The fallout from Larry Sanger's New Year's Eve Kuro5hin article criticizing Wikipedia for its "anti-elitism" trickled into the media last week, which took up the ongoing debate over Wikipedia credibility. Simultaneously, discussions on the Many-to-Many blog over this issue stimulated internal debate there as well as informing the mainstream press.
As the news cycle begins to shift away from coverage of the 2004 Indian Ocean earthquake (including widespread discussion of Wikipedia's article on the subject), media attention on Wikipedia has also shifted, and two publications carried extensive articles that return to the subject of weighing Wikipedia's advantages against credibility concerns. In the Financial Times, John Gapper wrote an article called "A new entrant to the knowledge market[permanent dead link]", which, as suggested by its title, introduces Wikipedia as a new competitor to Encarta and the Encyclopædia Britannica. Meanwhile, The Observer published John Naughton's column entitled "Why encyclopaedic row speaks volumes about the old guard", dealing with the reactions of established reference works like Britannica to Wikipedia's success.
Although it provides an introduction to Wikipedia, Gapper's article is not merely a glowing review. Not surprisingly, given his audience, Gapper presents the competition between encyclopedias in economic terms. In his analysis, "The combination of the internet and Wiki software is a disruptive technology [disruptive to existing competitors, that is]: it allows Wikipedia's enthusiasts to produce something that is extremely cheap (free, in fact) and good enough to satisfy many people."
In his overview, Gapper presents a condensed version of the debate between Wikipedia's founders, Jimmy Wales and Sanger, over the weight, or lack thereof, given to academics editing in their field of expertise. (Kuro5hin founder Rusty Foster's observation on this debate: "Public bickering is the lifeblood of internet-based projects.")

## Brief
Copy out the whole piece on the Wikipedia credibility debate word for word. The listing has no part in this.

## Source material
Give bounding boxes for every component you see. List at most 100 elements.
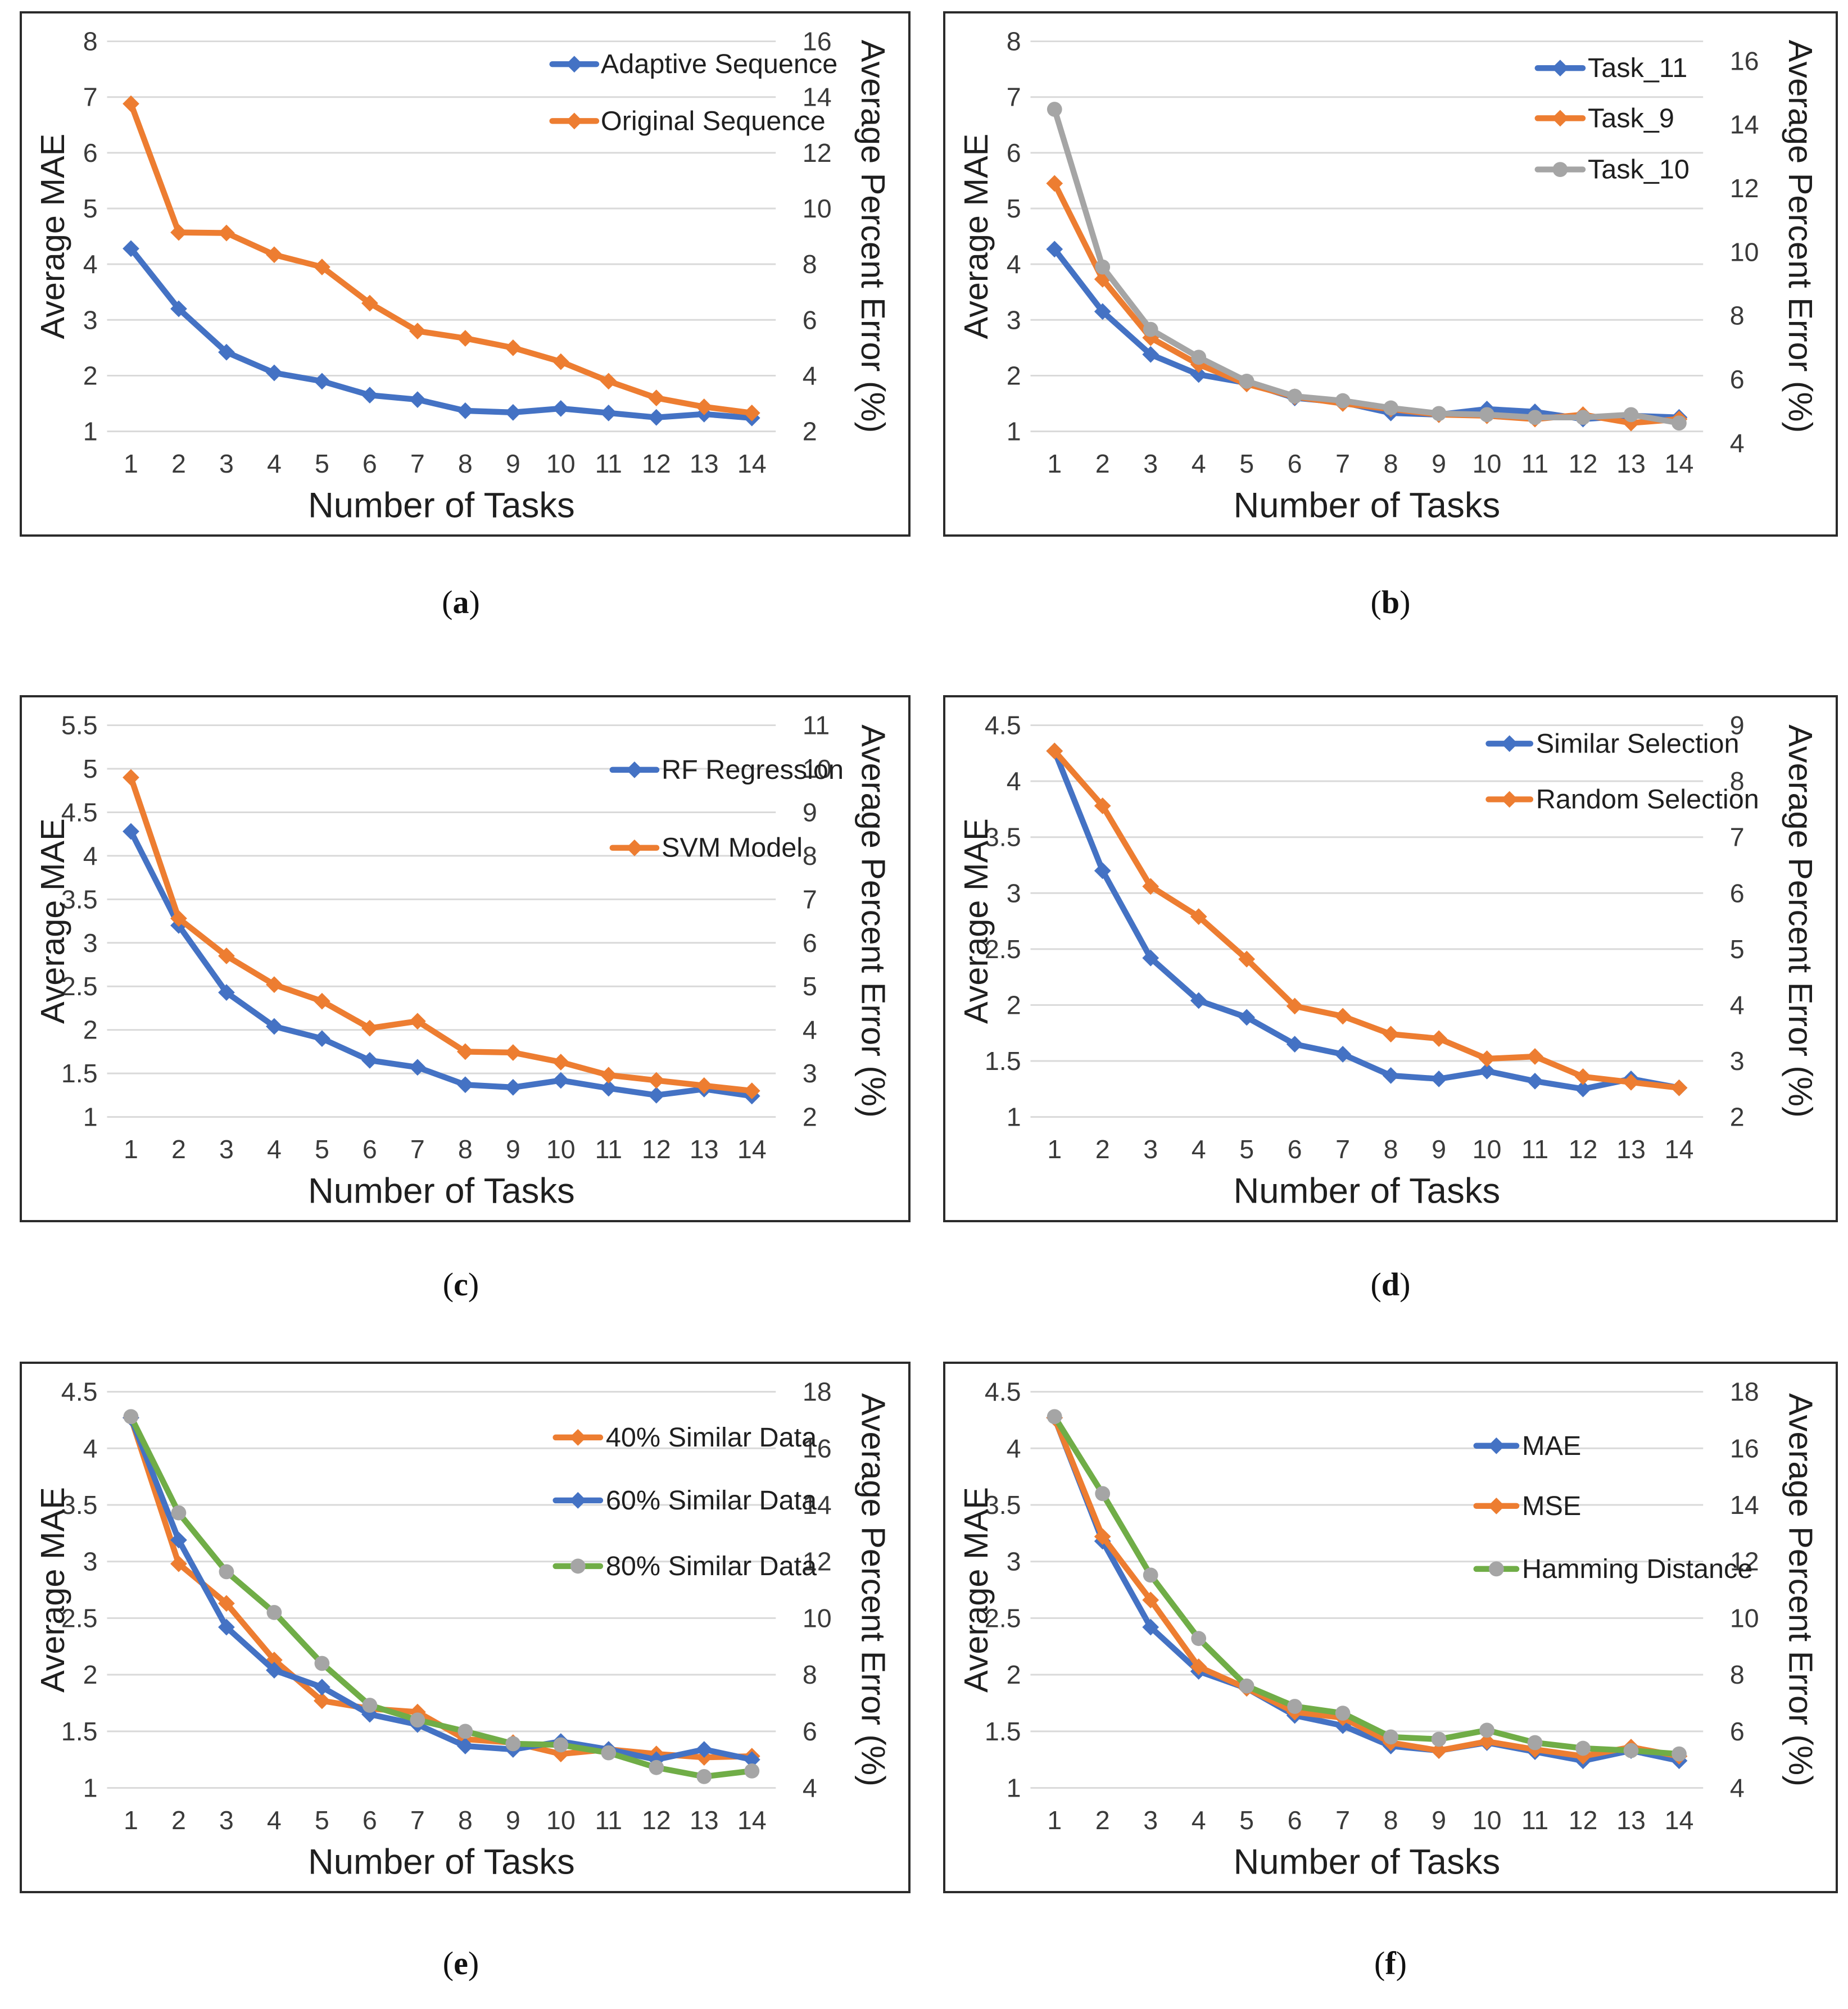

## The output
The fallout from Larry Sanger's New Year's Eve Kuro5hin article criticizing Wikipedia for its "anti-elitism" trickled into the media last week, which took up the ongoing debate over Wikipedia credibility. Simultaneously, discussions on the Many-to-Many blog over this issue stimulated internal debate there as well as informing the mainstream press.
As the news cycle begins to shift away from coverage of the 2004 Indian Ocean earthquake (including widespread discussion of Wikipedia's article on the subject), media attention on Wikipedia has also shifted, and two publications carried extensive articles that return to the subject of weighing Wikipedia's advantages against credibility concerns. In the Financial Times, John Gapper wrote an article called "A new entrant to the knowledge market[permanent dead link]", which, as suggested by its title, introduces Wikipedia as a new competitor to Encarta and the Encyclopædia Britannica. Meanwhile, The Observer published John Naughton's column entitled "Why encyclopaedic row speaks volumes about the old guard", dealing with the reactions of established reference works like Britannica to Wikipedia's success.
Although it provides an introduction to Wikipedia, Gapper's article is not merely a glowing review. Not surprisingly, given his audience, Gapper presents the competition between encyclopedias in economic terms. In his analysis, "The combination of the internet and Wiki software is a disruptive technology [disruptive to existing competitors, that is]: it allows Wikipedia's enthusiasts to produce something that is extremely cheap (free, in fact) and good enough to satisfy many people."
In his overview, Gapper presents a condensed version of the debate between Wikipedia's founders, Jimmy Wales and Sanger, over the weight, or lack thereof, given to academics editing in their field of expertise. (Kuro5hin founder Rusty Foster's observation on this debate: "Public bickering is the lifeblood of internet-based projects.")